Stored data:

* begin *

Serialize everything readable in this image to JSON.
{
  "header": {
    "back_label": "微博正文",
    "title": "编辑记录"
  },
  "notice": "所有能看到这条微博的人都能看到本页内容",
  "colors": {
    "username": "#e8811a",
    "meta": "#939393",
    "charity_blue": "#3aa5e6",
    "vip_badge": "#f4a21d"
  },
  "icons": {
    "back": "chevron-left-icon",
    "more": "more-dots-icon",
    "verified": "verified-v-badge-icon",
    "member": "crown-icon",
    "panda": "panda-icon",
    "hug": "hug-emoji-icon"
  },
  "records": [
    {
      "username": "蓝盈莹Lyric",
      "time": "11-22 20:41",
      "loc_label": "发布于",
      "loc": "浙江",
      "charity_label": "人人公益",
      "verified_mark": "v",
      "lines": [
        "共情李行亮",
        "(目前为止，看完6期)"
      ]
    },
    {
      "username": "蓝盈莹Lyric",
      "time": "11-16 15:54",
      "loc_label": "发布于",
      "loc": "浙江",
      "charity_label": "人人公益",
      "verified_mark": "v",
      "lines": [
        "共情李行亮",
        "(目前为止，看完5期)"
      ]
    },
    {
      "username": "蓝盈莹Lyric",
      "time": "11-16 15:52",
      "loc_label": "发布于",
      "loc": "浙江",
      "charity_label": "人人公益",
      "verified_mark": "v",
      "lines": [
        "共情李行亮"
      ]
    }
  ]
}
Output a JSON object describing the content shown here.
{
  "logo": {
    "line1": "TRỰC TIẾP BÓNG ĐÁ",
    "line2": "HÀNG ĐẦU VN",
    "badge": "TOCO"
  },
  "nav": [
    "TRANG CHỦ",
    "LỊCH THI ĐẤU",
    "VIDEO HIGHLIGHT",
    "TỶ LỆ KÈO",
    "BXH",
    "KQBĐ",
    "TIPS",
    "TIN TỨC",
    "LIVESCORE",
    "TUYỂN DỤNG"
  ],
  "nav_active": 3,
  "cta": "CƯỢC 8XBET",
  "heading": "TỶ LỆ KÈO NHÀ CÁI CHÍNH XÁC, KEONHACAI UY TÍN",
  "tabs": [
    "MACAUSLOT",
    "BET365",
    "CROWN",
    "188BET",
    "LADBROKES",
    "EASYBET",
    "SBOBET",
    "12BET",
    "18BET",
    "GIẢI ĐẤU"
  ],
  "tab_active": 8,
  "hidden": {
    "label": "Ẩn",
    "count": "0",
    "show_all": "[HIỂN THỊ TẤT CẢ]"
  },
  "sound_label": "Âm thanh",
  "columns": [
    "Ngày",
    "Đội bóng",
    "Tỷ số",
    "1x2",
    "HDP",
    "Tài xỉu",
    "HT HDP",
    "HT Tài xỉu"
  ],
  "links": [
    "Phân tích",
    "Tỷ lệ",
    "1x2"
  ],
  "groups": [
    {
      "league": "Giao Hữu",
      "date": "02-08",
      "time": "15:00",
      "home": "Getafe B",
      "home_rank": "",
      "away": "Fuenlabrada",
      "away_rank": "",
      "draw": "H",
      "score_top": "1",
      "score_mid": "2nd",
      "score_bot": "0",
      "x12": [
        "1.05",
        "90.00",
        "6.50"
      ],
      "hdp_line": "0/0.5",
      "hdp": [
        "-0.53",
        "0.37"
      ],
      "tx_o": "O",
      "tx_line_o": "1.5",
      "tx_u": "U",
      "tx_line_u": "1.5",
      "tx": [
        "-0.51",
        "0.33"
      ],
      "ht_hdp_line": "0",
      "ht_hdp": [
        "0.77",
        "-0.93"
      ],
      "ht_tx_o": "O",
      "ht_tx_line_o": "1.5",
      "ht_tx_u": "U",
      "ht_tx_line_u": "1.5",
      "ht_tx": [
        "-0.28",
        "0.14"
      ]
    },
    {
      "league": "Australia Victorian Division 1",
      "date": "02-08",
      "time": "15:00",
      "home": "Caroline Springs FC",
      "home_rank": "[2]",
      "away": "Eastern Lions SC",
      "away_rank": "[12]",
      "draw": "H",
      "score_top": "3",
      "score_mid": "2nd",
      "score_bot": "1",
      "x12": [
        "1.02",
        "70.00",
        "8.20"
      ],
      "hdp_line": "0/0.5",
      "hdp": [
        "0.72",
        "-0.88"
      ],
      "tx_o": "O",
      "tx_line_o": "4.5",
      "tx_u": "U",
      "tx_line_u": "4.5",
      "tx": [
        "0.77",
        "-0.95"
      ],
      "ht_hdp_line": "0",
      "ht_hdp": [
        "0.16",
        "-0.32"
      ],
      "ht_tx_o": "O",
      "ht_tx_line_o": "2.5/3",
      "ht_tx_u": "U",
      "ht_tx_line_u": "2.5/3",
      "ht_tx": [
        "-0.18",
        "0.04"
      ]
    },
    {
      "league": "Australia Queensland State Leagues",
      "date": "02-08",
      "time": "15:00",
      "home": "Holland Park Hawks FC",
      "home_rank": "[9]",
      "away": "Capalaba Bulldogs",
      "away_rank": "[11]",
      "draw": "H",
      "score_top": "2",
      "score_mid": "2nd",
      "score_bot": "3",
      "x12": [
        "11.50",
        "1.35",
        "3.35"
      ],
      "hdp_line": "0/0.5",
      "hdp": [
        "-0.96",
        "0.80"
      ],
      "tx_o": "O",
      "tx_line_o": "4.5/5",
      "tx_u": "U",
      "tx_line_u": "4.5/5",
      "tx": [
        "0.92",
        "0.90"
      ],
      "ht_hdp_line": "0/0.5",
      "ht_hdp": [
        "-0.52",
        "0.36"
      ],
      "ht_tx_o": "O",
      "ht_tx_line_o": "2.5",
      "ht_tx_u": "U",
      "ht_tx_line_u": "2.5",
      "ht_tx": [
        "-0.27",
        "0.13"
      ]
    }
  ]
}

* end *

[Your goal] In the listing above, find each line with the word "JSON" and copy it.

[Problem solution]
Serialize everything readable in this image to JSON.
Output a JSON object describing the content shown here.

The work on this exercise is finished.